▶ [SUPPLIED RECORDS]
•••••

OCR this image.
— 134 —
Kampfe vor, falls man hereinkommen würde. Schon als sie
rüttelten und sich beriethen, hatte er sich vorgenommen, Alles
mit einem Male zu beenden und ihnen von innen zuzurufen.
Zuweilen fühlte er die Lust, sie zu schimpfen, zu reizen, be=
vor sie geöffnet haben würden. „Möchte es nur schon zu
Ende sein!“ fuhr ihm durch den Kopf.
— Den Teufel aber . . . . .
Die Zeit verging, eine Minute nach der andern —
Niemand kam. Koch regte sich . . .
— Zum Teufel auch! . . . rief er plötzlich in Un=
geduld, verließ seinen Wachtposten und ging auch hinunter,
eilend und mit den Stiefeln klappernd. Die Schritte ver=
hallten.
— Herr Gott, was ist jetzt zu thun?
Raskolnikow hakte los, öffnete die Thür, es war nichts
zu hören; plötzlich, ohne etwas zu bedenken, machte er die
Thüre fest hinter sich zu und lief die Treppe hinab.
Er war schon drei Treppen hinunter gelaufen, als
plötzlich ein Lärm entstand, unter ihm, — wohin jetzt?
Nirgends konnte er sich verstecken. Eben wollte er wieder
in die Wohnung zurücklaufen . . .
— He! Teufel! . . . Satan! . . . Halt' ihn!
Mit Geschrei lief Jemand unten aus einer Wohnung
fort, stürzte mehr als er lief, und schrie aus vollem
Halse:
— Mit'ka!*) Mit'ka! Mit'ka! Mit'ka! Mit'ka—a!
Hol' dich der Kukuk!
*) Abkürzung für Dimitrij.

•••••

▶ [BRIEF] Would you please print every record exactly as written?

▶ [SOLVED EXERCISE]
OCR this image.
— 134 —
Kampfe vor, falls man hereinkommen würde. Schon als sie
rüttelten und sich beriethen, hatte er sich vorgenommen, Alles
mit einem Male zu beenden und ihnen von innen zuzurufen.
Zuweilen fühlte er die Lust, sie zu schimpfen, zu reizen, be=
vor sie geöffnet haben würden. „Möchte es nur schon zu
Ende sein!“ fuhr ihm durch den Kopf.
— Den Teufel aber . . . . .
Die Zeit verging, eine Minute nach der andern —
Niemand kam. Koch regte sich . . .
— Zum Teufel auch! . . . rief er plötzlich in Un=
geduld, verließ seinen Wachtposten und ging auch hinunter,
eilend und mit den Stiefeln klappernd. Die Schritte ver=
hallten.
— Herr Gott, was ist jetzt zu thun?
Raskolnikow hakte los, öffnete die Thür, es war nichts
zu hören; plötzlich, ohne etwas zu bedenken, machte er die
Thüre fest hinter sich zu und lief die Treppe hinab.
Er war schon drei Treppen hinunter gelaufen, als
plötzlich ein Lärm entstand, unter ihm, — wohin jetzt?
Nirgends konnte er sich verstecken. Eben wollte er wieder
in die Wohnung zurücklaufen . . .
— He! Teufel! . . . Satan! . . . Halt' ihn!
Mit Geschrei lief Jemand unten aus einer Wohnung
fort, stürzte mehr als er lief, und schrie aus vollem
Halse:
— Mit'ka!*) Mit'ka! Mit'ka! Mit'ka! Mit'ka—a!
Hol' dich der Kukuk!
*) Abkürzung für Dimitrij.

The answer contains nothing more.